__Excerpt to read__:
Unlike the widely touted (and now delayed) date for lifting all remaining lockdown restrictions, the deadline for patients to opt-out of a scheme to create an unprecedented central database of patient data currently held by GPs went largely unnoticed before campaign groups and journalists picked up on the story.

Details of the data grab – scheduled for 1st July but now pushed back to 1 September – were last month quietly unveiled online and in a leaflet distributed solely in GP surgeries. This is in sharp contrast to the similar but much less ambitious care.data scheme – launched in 2013 but abandoned just three years later – which saw every household in England receive a leaflet about those proposals.

Described by NHS Digital (NHSD) simply as an “improved collection” service which has been welcomed by “respected voices” across the health sector, the latest data grab – known as the General Practice Data for Planning and Research (GPDPR) service and representing a ‘scrape’ of 55m patients’ medical histories – is being presented as an essential upgrade of the existing GP Extraction Service to help the NHS cope with the demands of the pandemic and beyond, and builds on an arrangement already in place that was introduced last year under emergency covid legislation.

But although NHSD claims the new service, allegedly in development for three years, has “been designed to the most rigorous privacy and security standards”, its low-key launch – combined with the current government’s now-default ‘nothing to see here’ stance on most things – has inevitably set alarm bells ringing.

Concerns centre primarily on how much data will be shared. NHSD claims it will not be hoovering up patients’ names and addresses, and that all other data (including diagnoses, symptoms, referrals and information on sex, ethnicity and sexual orientation) from GP records will be ‘pseudonymised’ – using de-identification software to create unique codes – before being shared.

However, NHSD admits it could use the same software to convert those codes back to data that could then directly identify patients “in certain circumstances”. What those circumstances might be are unclear.

And who might access this patient data in the future, and for what purpose, is also hard to pin down.

NHSD already runs a data access request service (DAR) for commercial interests hungry for health service data, and although the accompanying website claims that data cannot be used purely for commercial purposes, and that marketing and insurance firms are unlikely to be granted access, historically the evidence does not inspire confidence.

Private Eye noted this week that in 2014 a government review of NHS data releases found two instances where the recipient was not even recorded, and three instances of material being released to insurance companies.

The DAR website highlights the input of one successful recent applicant – global management consultancy McKinsey – using a case study looking at its work on two hospital contracts.

This is the same company that, according to news site Digital Health last year, was awarded an NHS Test & Trace contract by the Department of Health & Social Care under which it could potentially be granted access to personal data including names and addresses, as well as biometric and medical data, for up to seven years.

With another US firm, data giant Palantir, already working on the health service’s covid ‘datastore’ platform – elements of which may or may not have informed the launch of GPDPR – it’s understandable that the medical profession has concerns over the rushed introduction of the new service and the lack of public awareness of its implications.

__Dataset extract__:

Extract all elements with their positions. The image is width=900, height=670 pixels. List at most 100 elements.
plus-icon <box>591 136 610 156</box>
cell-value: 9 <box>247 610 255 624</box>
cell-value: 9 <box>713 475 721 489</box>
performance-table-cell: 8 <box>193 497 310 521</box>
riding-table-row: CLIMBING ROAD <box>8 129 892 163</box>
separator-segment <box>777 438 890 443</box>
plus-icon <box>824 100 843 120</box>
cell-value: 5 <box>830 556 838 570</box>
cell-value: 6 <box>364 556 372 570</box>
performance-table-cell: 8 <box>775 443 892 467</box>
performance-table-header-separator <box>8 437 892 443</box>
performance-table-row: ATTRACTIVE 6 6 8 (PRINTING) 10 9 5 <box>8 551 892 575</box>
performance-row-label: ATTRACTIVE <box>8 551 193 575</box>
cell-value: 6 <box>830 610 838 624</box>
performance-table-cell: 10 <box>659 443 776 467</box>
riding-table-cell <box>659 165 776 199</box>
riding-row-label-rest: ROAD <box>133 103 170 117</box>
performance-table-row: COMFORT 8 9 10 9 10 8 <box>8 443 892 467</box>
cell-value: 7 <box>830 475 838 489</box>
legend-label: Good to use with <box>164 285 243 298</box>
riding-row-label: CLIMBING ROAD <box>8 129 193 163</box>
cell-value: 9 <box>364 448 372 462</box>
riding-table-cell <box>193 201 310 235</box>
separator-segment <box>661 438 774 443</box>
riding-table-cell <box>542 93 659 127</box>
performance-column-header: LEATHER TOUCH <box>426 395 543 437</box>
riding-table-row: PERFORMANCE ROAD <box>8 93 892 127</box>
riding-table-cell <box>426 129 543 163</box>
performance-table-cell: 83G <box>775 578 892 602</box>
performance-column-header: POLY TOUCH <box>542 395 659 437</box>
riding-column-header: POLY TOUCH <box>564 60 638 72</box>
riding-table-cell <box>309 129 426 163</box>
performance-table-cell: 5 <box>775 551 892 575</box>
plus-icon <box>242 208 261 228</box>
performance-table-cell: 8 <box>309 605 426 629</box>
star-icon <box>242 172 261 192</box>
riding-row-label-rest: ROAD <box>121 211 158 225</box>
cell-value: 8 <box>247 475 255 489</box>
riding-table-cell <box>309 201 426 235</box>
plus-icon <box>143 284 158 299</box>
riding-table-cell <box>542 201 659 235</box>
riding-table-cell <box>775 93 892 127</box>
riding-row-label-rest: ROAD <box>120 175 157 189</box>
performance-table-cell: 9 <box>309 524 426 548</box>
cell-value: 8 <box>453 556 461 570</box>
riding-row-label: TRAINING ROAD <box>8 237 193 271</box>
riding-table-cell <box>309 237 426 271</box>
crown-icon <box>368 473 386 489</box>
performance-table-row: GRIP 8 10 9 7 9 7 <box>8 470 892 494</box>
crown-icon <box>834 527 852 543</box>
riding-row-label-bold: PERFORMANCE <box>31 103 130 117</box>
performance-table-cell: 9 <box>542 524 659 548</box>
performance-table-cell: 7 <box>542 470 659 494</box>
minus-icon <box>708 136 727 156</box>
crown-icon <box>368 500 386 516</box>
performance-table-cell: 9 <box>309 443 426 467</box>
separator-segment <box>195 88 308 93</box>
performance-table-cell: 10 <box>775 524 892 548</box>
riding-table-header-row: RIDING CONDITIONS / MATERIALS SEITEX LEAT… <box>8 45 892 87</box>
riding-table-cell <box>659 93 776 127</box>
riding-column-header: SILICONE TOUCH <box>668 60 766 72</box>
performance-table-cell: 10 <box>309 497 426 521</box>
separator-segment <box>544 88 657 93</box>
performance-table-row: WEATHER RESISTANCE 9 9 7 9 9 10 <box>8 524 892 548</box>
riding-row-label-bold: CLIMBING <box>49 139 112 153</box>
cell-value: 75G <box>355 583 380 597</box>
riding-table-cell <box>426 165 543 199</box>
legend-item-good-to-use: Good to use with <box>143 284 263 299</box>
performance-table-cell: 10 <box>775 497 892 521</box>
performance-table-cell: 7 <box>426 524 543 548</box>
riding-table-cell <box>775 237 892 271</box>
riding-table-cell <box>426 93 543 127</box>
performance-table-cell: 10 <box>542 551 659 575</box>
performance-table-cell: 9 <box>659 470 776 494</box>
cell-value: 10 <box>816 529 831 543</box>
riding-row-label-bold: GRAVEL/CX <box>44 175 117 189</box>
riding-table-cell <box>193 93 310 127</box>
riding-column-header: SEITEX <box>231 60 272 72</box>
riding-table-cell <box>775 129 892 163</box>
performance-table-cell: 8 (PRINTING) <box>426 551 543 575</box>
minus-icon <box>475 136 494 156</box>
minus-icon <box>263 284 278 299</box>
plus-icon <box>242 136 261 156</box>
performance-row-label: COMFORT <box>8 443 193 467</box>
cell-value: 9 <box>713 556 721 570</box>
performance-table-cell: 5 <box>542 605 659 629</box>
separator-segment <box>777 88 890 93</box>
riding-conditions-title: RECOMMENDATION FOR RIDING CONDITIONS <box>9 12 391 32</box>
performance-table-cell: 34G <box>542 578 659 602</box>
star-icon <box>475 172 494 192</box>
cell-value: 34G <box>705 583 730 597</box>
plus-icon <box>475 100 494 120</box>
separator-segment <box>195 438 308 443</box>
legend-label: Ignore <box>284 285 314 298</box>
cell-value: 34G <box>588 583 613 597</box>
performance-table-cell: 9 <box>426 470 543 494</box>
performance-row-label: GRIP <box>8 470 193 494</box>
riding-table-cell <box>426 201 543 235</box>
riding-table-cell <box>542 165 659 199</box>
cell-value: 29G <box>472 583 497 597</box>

__Prompt 1__: Can you reproduce everything in the patient data article from "NHSD already runs" down to "two hospital contracts.", swapping "insurance" for "pension"?
__Prompt 2__:
Do these statements agree with the patient data article? Answer yes or no for each and quote the words that decide it.
(a) The GPDPR collection was first scheduled for 1st July.
(b) Every household in England received a leaflet about GPDPR.
(c) NHSD says it will collect patients' names and addresses.
__Prompt 3__: What does the patient data article say, summed up in three sentences?

__Response area 1__:
NHSD already runs a data access request service (DAR) for commercial interests hungry for health service data, and although the accompanying website claims that data cannot be used purely for commercial purposes, and that marketing and pension firms are unlikely to be granted access, historically the evidence does not inspire confidence.

Private Eye noted this week that in 2014 a government review of NHS data releases found two instances where the recipient was not even recorded, and three instances of material being released to pension companies.

The DAR website highlights the input of one successful recent applicant – global management consultancy McKinsey – using a case study looking at its work on two hospital contracts.

__Response area 2__:
(a) Yes: "scheduled for 1st July but now pushed back to 1 September"
(b) No: "a leaflet distributed solely in GP surgeries"
(c) No: "NHSD claims it will not be hoovering up patients’ names and addresses"

__Response area 3__: NHS Digital's General Practice Data for Planning and Research service, a scrape of 55m patients' GP medical histories now pushed back to 1 September, was launched quietly, with a leaflet distributed solely in GP surgeries. NHSD says the data will be pseudonymised, but it admits the codes could be converted back to identify patients "in certain circumstances," and it is unclear who might access the data and for what purpose. Given past releases to insurance companies and the involvement of firms such as McKinsey and Palantir, the medical profession has concerns over the rushed introduction and the lack of public awareness.